### Input for this task
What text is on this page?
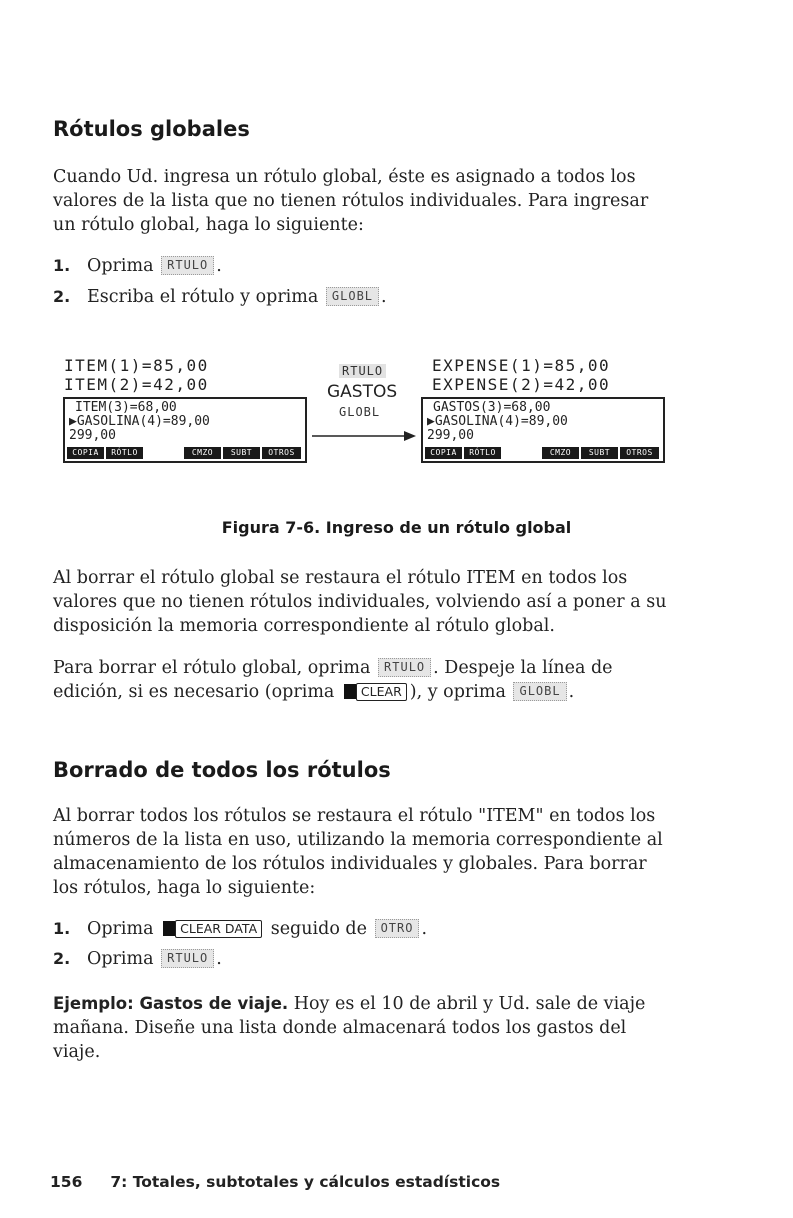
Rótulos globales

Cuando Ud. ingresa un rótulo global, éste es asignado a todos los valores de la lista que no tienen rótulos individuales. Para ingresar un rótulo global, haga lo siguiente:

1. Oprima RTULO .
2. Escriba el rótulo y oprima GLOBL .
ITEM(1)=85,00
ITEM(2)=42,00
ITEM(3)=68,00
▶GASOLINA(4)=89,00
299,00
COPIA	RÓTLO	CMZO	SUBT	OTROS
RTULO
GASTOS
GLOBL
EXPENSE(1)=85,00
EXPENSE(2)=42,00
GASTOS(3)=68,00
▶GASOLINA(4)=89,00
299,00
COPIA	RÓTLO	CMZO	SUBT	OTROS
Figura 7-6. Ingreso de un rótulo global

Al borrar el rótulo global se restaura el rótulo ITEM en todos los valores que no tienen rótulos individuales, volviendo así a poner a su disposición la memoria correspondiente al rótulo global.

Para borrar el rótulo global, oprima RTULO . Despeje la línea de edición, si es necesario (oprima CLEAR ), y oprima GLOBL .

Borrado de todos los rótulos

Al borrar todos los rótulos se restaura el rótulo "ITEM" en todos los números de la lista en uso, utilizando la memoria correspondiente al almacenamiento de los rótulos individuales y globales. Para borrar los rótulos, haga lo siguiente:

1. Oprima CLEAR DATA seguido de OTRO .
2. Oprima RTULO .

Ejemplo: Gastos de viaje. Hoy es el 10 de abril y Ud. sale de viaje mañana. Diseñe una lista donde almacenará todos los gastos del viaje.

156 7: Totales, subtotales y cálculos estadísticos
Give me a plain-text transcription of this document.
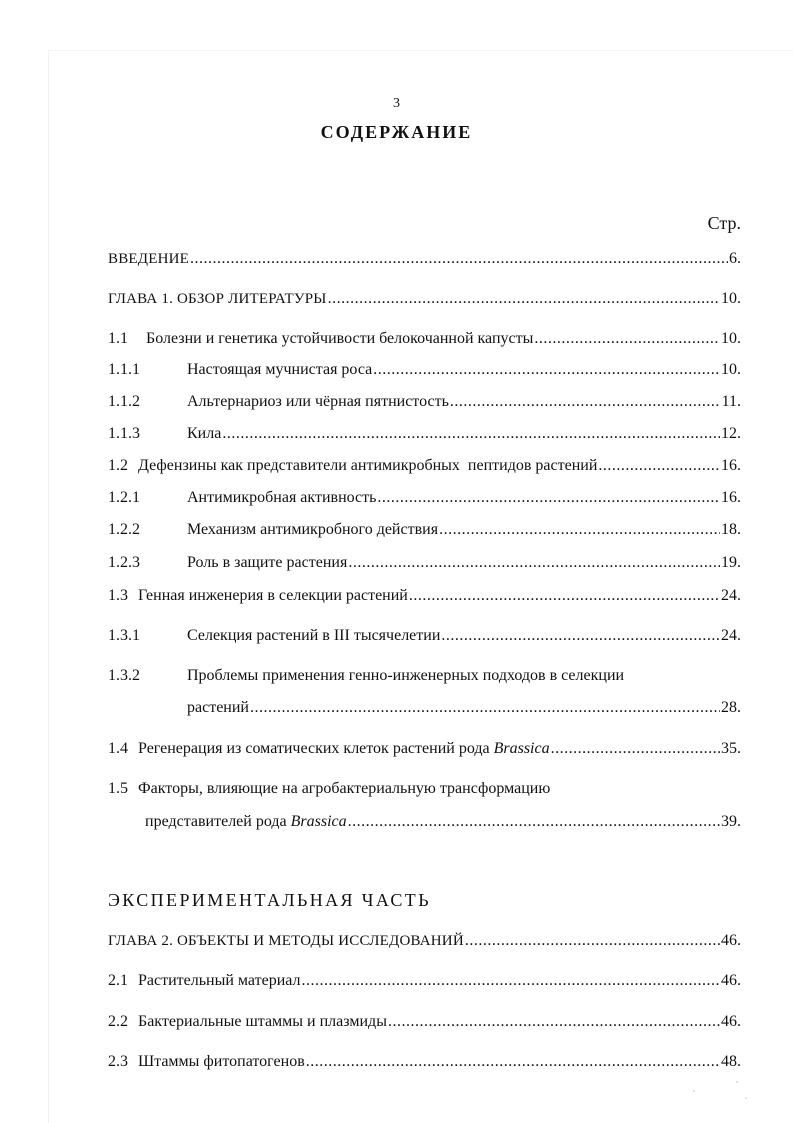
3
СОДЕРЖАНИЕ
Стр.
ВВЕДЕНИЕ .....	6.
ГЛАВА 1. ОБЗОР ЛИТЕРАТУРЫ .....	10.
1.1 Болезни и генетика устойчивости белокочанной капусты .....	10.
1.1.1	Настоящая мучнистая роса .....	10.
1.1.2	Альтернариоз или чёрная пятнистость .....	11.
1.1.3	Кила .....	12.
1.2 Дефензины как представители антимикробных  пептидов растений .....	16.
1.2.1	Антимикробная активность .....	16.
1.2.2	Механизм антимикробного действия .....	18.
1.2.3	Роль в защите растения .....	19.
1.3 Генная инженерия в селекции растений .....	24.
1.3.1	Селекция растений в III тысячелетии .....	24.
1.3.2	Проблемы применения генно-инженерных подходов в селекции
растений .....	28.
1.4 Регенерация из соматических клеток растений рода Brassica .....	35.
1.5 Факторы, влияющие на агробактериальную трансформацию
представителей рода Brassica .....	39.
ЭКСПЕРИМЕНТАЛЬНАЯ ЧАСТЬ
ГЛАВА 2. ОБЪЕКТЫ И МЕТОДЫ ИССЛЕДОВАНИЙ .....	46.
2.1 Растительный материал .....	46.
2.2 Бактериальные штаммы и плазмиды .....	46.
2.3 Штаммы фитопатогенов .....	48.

### What you are asked to do
In how many lines does the word "memoria" appear? Respond with the number alone.

### Finished task
2